Task. Pull every line holding the string "digit" from the records below.

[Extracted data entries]
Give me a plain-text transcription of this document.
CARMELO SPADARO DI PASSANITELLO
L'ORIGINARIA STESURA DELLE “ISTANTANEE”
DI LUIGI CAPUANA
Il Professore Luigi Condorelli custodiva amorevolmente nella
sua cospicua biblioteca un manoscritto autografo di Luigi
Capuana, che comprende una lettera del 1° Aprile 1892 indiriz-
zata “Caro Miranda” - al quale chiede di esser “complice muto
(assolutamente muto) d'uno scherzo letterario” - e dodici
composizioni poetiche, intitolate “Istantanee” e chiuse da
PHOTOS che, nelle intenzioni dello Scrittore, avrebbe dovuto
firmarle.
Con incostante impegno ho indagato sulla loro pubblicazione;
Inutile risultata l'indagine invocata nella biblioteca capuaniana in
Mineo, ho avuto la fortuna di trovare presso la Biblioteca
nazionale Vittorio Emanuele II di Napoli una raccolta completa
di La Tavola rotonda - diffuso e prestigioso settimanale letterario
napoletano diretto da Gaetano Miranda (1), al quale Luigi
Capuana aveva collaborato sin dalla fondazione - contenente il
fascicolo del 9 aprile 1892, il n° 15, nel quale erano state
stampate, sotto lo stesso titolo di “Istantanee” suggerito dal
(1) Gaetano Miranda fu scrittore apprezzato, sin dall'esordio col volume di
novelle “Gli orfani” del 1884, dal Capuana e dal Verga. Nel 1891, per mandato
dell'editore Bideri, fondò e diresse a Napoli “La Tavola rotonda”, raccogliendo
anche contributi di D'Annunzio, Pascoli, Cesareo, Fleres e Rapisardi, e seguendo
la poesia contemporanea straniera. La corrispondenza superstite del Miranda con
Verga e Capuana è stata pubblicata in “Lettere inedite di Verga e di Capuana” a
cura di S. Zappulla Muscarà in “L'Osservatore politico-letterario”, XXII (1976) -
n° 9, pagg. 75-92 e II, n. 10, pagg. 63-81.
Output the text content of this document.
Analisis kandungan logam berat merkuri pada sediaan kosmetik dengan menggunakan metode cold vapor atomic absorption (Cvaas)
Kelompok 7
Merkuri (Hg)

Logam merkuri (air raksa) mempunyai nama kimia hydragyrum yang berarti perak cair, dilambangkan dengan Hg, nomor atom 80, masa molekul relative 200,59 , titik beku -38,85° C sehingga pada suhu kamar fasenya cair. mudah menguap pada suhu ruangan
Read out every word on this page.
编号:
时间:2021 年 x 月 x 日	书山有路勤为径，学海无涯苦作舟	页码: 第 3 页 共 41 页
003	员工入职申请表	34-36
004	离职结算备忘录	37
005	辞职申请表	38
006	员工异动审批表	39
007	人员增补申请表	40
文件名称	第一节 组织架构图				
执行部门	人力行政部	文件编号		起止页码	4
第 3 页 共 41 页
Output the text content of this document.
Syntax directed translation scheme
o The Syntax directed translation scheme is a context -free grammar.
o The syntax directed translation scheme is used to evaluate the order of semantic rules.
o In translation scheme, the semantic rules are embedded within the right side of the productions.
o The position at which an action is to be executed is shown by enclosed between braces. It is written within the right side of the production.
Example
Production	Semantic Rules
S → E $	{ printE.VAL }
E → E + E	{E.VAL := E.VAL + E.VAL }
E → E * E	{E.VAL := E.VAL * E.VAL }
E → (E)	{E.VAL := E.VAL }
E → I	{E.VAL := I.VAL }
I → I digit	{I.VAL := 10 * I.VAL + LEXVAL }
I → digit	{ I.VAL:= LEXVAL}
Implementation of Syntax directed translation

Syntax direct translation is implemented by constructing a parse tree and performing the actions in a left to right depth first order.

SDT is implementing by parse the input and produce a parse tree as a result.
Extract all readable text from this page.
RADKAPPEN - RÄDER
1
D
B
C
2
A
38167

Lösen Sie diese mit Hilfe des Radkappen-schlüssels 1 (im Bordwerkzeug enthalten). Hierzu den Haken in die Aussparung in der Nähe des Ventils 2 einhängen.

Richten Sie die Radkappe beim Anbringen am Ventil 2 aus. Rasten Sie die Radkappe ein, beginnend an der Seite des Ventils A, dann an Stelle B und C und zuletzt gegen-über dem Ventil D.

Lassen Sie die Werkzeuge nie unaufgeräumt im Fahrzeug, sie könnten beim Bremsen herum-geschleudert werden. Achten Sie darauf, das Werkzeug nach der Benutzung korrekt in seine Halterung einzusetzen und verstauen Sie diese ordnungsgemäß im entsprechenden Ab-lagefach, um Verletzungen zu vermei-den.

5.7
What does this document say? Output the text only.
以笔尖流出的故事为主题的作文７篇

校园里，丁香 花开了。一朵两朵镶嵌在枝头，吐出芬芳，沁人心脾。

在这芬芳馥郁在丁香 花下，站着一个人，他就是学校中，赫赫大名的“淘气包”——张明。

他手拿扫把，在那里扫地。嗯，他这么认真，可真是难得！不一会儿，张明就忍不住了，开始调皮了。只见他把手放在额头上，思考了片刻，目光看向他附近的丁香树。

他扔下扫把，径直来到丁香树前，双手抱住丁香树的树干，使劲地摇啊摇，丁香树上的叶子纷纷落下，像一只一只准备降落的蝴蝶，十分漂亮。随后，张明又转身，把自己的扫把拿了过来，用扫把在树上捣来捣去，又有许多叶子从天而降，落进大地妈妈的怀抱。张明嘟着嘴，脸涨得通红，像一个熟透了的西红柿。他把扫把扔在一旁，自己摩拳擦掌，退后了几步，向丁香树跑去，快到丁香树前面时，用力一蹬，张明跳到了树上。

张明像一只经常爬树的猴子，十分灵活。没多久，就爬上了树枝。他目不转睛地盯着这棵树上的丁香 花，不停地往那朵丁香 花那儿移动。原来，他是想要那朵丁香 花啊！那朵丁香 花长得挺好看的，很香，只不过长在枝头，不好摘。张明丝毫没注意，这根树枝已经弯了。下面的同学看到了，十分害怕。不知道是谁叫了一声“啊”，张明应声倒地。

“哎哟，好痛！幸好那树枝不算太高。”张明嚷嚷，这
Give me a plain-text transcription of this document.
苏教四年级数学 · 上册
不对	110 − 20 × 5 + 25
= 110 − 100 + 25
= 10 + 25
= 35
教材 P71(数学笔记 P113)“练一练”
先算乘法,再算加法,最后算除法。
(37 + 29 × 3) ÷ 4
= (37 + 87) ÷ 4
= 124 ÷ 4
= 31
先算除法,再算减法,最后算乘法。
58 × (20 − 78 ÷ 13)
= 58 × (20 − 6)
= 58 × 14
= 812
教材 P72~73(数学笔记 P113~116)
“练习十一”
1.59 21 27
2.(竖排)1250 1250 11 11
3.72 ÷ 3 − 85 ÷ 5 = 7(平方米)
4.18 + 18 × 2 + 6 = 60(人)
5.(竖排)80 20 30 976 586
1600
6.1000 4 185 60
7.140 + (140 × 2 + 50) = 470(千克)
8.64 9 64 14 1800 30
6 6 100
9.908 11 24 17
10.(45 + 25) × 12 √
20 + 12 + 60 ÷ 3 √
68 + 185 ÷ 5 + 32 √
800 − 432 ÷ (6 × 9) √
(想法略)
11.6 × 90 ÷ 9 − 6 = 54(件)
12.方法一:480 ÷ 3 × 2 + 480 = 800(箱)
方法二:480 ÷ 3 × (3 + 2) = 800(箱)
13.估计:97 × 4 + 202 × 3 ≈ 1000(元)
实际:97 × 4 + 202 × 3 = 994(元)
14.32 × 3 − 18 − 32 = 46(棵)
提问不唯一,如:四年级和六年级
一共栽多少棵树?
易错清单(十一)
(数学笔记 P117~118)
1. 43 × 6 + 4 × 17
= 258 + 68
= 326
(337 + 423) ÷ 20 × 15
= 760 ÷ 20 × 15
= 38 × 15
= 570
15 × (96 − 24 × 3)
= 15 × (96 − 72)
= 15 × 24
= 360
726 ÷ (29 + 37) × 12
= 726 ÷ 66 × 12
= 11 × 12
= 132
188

Solution below.
I → I digit	{I.VAL := 10 * I.VAL + LEXVAL }
I → digit	{ I.VAL:= LEXVAL}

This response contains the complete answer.